## Objective
Please copy each of the records below word for word, keeping every line in its original order.
* Start Supplied records *
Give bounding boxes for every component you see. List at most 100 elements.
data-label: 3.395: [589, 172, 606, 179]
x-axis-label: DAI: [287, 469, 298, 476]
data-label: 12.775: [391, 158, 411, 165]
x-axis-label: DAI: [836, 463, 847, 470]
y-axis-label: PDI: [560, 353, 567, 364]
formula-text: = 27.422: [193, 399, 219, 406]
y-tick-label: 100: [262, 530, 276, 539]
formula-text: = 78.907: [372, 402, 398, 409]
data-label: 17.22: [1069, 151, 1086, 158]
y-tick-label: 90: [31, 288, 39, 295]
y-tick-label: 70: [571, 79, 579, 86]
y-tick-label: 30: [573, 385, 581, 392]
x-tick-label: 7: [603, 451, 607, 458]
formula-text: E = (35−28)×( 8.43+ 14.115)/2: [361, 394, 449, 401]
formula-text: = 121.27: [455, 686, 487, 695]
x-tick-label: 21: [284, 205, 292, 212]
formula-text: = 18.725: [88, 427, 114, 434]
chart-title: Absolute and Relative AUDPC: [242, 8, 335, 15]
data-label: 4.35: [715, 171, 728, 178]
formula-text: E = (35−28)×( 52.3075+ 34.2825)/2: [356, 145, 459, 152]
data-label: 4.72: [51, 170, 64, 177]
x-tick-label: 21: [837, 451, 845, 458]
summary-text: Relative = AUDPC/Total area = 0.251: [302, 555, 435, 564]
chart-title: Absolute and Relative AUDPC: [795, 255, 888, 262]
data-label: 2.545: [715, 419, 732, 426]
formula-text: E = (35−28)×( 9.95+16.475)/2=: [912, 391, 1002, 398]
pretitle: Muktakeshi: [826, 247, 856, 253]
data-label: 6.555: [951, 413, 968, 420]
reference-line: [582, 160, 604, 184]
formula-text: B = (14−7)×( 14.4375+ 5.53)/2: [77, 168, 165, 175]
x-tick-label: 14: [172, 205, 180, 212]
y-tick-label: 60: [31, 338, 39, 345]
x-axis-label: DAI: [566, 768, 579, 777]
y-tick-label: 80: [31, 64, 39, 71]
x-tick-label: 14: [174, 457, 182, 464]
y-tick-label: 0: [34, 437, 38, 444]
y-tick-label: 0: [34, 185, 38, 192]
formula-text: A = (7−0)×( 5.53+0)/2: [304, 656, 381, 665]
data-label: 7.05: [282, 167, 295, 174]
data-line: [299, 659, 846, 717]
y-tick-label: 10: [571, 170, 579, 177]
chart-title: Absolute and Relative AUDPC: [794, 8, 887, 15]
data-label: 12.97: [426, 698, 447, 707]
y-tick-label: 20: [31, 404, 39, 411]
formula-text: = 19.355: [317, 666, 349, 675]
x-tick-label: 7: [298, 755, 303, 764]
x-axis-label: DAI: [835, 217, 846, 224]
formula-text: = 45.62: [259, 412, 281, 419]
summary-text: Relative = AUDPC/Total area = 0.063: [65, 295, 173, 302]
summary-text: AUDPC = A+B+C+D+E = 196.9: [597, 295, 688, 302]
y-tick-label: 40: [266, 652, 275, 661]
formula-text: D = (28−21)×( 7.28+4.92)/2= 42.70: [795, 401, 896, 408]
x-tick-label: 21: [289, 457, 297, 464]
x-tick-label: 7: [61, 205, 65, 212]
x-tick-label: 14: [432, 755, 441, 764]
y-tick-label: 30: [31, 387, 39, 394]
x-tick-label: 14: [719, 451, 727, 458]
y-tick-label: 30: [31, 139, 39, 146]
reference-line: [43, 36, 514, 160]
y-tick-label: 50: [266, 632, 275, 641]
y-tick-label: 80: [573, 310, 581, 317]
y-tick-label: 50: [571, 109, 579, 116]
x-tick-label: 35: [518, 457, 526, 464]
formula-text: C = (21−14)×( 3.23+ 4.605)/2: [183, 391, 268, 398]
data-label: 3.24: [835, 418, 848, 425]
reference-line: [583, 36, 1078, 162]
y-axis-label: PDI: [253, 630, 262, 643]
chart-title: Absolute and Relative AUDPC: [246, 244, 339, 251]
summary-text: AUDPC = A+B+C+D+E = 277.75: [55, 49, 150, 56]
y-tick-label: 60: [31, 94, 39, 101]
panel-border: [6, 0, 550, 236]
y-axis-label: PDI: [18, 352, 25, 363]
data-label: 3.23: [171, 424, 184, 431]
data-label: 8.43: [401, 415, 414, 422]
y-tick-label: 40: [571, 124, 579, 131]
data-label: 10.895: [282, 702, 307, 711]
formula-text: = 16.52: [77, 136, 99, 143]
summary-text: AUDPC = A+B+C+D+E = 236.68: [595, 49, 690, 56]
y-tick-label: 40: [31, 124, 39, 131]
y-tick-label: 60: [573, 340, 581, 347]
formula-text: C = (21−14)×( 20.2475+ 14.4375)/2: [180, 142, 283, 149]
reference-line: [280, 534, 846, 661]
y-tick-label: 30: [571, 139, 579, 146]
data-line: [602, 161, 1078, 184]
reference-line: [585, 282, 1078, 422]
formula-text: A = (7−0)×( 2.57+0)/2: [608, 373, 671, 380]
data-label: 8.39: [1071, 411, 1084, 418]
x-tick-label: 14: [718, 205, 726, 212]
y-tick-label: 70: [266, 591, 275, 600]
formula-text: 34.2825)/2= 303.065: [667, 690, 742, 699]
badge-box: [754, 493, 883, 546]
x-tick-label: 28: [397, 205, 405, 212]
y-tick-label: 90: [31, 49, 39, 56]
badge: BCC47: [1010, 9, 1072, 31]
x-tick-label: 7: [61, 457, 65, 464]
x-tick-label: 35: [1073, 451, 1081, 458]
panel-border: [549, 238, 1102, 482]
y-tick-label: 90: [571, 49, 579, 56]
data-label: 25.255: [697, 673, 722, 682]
* End Supplied records *
## Response for this exercise
Give bounding boxes for every component you see. List at most 100 elements.
data-label: 3.395: [589, 172, 606, 179]
x-axis-label: DAI: [287, 469, 298, 476]
data-label: 12.775: [391, 158, 411, 165]
x-axis-label: DAI: [836, 463, 847, 470]
y-axis-label: PDI: [560, 353, 567, 364]
formula-text: = 27.422: [193, 399, 219, 406]
y-tick-label: 100: [262, 530, 276, 539]
formula-text: = 78.907: [372, 402, 398, 409]
data-label: 17.22: [1069, 151, 1086, 158]
y-tick-label: 90: [31, 288, 39, 295]
y-tick-label: 70: [571, 79, 579, 86]
y-tick-label: 30: [573, 385, 581, 392]
x-tick-label: 7: [603, 451, 607, 458]
formula-text: E = (35−28)×( 8.43+ 14.115)/2: [361, 394, 449, 401]
formula-text: = 121.27: [455, 686, 487, 695]
x-tick-label: 21: [284, 205, 292, 212]
formula-text: = 18.725: [88, 427, 114, 434]
chart-title: Absolute and Relative AUDPC: [242, 8, 335, 15]
data-label: 4.35: [715, 171, 728, 178]
formula-text: E = (35−28)×( 52.3075+ 34.2825)/2: [356, 145, 459, 152]
data-label: 4.72: [51, 170, 64, 177]
x-tick-label: 21: [837, 451, 845, 458]
summary-text: Relative = AUDPC/Total area = 0.251: [302, 555, 435, 564]
chart-title: Absolute and Relative AUDPC: [795, 255, 888, 262]
data-label: 2.545: [715, 419, 732, 426]
formula-text: E = (35−28)×( 9.95+16.475)/2=: [912, 391, 1002, 398]
pretitle: Muktakeshi: [826, 247, 856, 253]
data-label: 6.555: [951, 413, 968, 420]
reference-line: [582, 160, 604, 184]
formula-text: B = (14−7)×( 14.4375+ 5.53)/2: [77, 168, 165, 175]
x-tick-label: 14: [172, 205, 180, 212]
y-tick-label: 60: [31, 338, 39, 345]
x-axis-label: DAI: [566, 768, 579, 777]
y-tick-label: 80: [31, 64, 39, 71]
x-tick-label: 14: [174, 457, 182, 464]
y-tick-label: 0: [34, 437, 38, 444]
y-tick-label: 0: [34, 185, 38, 192]
formula-text: A = (7−0)×( 5.53+0)/2: [304, 656, 381, 665]
data-label: 7.05: [282, 167, 295, 174]
data-line: [299, 659, 846, 717]
y-tick-label: 10: [571, 170, 579, 177]
chart-title: Absolute and Relative AUDPC: [794, 8, 887, 15]
data-label: 12.97: [426, 698, 447, 707]
y-tick-label: 20: [31, 404, 39, 411]
formula-text: = 19.355: [317, 666, 349, 675]
x-tick-label: 7: [298, 755, 303, 764]
x-axis-label: DAI: [835, 217, 846, 224]
formula-text: = 45.62: [259, 412, 281, 419]
summary-text: Relative = AUDPC/Total area = 0.063: [65, 295, 173, 302]
summary-text: AUDPC = A+B+C+D+E = 196.9: [597, 295, 688, 302]
y-tick-label: 40: [266, 652, 275, 661]
formula-text: D = (28−21)×( 7.28+4.92)/2= 42.70: [795, 401, 896, 408]
x-tick-label: 21: [289, 457, 297, 464]
x-tick-label: 7: [61, 205, 65, 212]
x-tick-label: 14: [432, 755, 441, 764]
y-tick-label: 30: [31, 387, 39, 394]
x-tick-label: 14: [719, 451, 727, 458]
y-tick-label: 30: [31, 139, 39, 146]
reference-line: [43, 36, 514, 160]
y-tick-label: 50: [266, 632, 275, 641]
y-tick-label: 80: [573, 310, 581, 317]
y-tick-label: 50: [571, 109, 579, 116]
x-tick-label: 35: [518, 457, 526, 464]
formula-text: C = (21−14)×( 3.23+ 4.605)/2: [183, 391, 268, 398]
data-label: 3.24: [835, 418, 848, 425]
reference-line: [583, 36, 1078, 162]
y-axis-label: PDI: [253, 630, 262, 643]
chart-title: Absolute and Relative AUDPC: [246, 244, 339, 251]
summary-text: AUDPC = A+B+C+D+E = 277.75: [55, 49, 150, 56]
y-tick-label: 60: [31, 94, 39, 101]
panel-border: [6, 0, 550, 236]
y-axis-label: PDI: [18, 352, 25, 363]
data-label: 3.23: [171, 424, 184, 431]
data-label: 8.43: [401, 415, 414, 422]
y-tick-label: 40: [571, 124, 579, 131]
data-label: 10.895: [282, 702, 307, 711]
formula-text: = 16.52: [77, 136, 99, 143]
summary-text: AUDPC = A+B+C+D+E = 236.68: [595, 49, 690, 56]
y-tick-label: 40: [31, 124, 39, 131]
y-tick-label: 60: [573, 340, 581, 347]
formula-text: C = (21−14)×( 20.2475+ 14.4375)/2: [180, 142, 283, 149]
reference-line: [280, 534, 846, 661]
y-tick-label: 30: [571, 139, 579, 146]
data-line: [602, 161, 1078, 184]
reference-line: [585, 282, 1078, 422]
formula-text: A = (7−0)×( 2.57+0)/2: [608, 373, 671, 380]
data-label: 8.39: [1071, 411, 1084, 418]
x-tick-label: 14: [718, 205, 726, 212]
y-tick-label: 70: [266, 591, 275, 600]
formula-text: 34.2825)/2= 303.065: [667, 690, 742, 699]
badge-box: [754, 493, 883, 546]
x-tick-label: 28: [397, 205, 405, 212]
y-tick-label: 90: [31, 49, 39, 56]
badge: BCC47: [1010, 9, 1072, 31]
x-tick-label: 7: [61, 457, 65, 464]
x-tick-label: 35: [1073, 451, 1081, 458]
panel-border: [549, 238, 1102, 482]
y-tick-label: 90: [571, 49, 579, 56]
data-label: 25.255: [697, 673, 722, 682]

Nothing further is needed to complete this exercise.